Items from a data source
+ + + + +
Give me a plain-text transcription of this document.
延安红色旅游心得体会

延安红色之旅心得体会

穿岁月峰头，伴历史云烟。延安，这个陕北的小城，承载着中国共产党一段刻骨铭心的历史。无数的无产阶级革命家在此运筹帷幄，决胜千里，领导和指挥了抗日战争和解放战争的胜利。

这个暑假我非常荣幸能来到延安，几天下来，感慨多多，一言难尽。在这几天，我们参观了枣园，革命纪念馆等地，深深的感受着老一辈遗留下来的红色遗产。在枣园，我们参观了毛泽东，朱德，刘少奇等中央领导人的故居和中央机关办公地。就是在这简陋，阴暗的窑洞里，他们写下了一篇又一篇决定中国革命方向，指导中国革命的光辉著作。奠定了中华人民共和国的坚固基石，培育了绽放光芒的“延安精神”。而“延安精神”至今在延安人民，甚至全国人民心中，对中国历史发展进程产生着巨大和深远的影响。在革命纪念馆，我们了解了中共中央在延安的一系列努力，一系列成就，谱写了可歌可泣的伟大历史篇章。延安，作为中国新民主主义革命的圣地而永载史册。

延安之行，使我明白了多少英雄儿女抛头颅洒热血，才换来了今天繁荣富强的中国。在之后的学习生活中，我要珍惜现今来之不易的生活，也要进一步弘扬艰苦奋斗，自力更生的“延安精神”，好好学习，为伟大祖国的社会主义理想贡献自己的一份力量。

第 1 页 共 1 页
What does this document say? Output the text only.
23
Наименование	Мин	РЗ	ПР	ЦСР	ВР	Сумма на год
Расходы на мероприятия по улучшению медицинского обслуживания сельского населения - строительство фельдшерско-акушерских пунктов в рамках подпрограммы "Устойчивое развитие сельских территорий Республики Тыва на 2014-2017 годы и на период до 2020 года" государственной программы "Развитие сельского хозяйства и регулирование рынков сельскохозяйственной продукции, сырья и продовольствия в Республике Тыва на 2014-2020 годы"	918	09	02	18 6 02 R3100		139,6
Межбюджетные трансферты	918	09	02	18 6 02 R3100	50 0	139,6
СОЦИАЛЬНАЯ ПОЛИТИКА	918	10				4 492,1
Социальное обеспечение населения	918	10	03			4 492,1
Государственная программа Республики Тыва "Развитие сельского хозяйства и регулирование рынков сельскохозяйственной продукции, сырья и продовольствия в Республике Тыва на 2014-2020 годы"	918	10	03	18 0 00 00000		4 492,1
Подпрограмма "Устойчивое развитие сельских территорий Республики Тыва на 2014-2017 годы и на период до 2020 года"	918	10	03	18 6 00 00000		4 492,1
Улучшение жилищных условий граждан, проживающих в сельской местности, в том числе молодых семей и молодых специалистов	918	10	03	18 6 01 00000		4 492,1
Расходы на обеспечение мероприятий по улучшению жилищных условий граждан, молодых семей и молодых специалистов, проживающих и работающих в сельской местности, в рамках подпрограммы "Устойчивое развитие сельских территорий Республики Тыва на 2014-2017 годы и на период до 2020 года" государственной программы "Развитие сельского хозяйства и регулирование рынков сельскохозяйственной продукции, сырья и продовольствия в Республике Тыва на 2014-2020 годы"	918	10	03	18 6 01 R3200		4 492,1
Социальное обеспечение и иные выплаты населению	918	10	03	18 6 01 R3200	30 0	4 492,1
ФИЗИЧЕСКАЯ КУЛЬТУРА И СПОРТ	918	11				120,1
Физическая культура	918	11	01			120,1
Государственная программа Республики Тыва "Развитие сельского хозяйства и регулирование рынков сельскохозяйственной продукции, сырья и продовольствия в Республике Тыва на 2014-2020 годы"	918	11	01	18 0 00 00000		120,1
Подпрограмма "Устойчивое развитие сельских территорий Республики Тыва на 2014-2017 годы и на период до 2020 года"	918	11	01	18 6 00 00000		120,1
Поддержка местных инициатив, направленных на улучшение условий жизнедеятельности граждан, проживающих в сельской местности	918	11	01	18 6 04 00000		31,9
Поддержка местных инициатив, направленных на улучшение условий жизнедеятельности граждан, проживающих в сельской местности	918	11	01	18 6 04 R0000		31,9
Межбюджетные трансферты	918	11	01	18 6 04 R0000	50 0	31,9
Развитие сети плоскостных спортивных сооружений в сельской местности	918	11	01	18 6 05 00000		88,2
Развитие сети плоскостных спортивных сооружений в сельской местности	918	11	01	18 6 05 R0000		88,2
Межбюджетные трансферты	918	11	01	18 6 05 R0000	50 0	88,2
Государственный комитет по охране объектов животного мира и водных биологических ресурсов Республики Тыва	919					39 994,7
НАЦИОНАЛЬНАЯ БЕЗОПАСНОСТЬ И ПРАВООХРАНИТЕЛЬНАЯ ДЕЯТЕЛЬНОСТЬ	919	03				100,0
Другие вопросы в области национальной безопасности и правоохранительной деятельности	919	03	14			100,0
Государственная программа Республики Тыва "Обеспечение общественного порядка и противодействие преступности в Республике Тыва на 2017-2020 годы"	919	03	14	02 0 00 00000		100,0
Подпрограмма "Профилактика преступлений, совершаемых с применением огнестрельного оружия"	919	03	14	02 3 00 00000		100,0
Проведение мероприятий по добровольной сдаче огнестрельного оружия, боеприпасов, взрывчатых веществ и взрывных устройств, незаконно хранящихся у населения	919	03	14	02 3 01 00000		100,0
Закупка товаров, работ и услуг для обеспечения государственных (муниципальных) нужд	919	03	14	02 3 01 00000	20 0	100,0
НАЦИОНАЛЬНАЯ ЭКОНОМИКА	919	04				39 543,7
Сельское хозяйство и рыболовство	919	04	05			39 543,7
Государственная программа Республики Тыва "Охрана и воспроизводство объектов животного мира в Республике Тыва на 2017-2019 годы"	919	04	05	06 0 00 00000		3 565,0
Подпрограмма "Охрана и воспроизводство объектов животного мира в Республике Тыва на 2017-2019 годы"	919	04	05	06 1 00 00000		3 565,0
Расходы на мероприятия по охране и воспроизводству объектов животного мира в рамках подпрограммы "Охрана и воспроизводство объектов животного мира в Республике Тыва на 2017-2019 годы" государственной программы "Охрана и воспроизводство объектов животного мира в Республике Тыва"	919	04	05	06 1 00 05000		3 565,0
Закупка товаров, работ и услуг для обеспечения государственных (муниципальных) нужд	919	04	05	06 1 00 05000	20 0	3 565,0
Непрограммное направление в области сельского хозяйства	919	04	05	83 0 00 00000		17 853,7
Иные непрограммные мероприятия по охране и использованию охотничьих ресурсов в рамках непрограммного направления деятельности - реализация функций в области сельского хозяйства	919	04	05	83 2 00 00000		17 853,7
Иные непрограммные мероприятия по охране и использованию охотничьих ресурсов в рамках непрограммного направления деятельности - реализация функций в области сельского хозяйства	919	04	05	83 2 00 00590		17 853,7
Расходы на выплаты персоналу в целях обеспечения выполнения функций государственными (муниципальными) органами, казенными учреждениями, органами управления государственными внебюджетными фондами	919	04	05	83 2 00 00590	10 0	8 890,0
+ + + + +
• [Given request]
Extract every line above that contains the word "жилищных".

• [Response to the task]
Улучшение жилищных условий граждан, проживающих в сельской местности, в том числе молодых семей и молодых специалистов	918	10	03	18 6 01 00000		4 492,1
Расходы на обеспечение мероприятий по улучшению жилищных условий граждан, молодых семей и молодых специалистов, проживающих и работающих в сельской местности, в рамках подпрограммы "Устойчивое развитие сельских территорий Республики Тыва на 2014-2017 годы и на период до 2020 года" государственной программы "Развитие сельского хозяйства и регулирование рынков сельскохозяйственной продукции, сырья и продовольствия в Республике Тыва на 2014-2020 годы"	918	10	03	18 6 01 R3200		4 492,1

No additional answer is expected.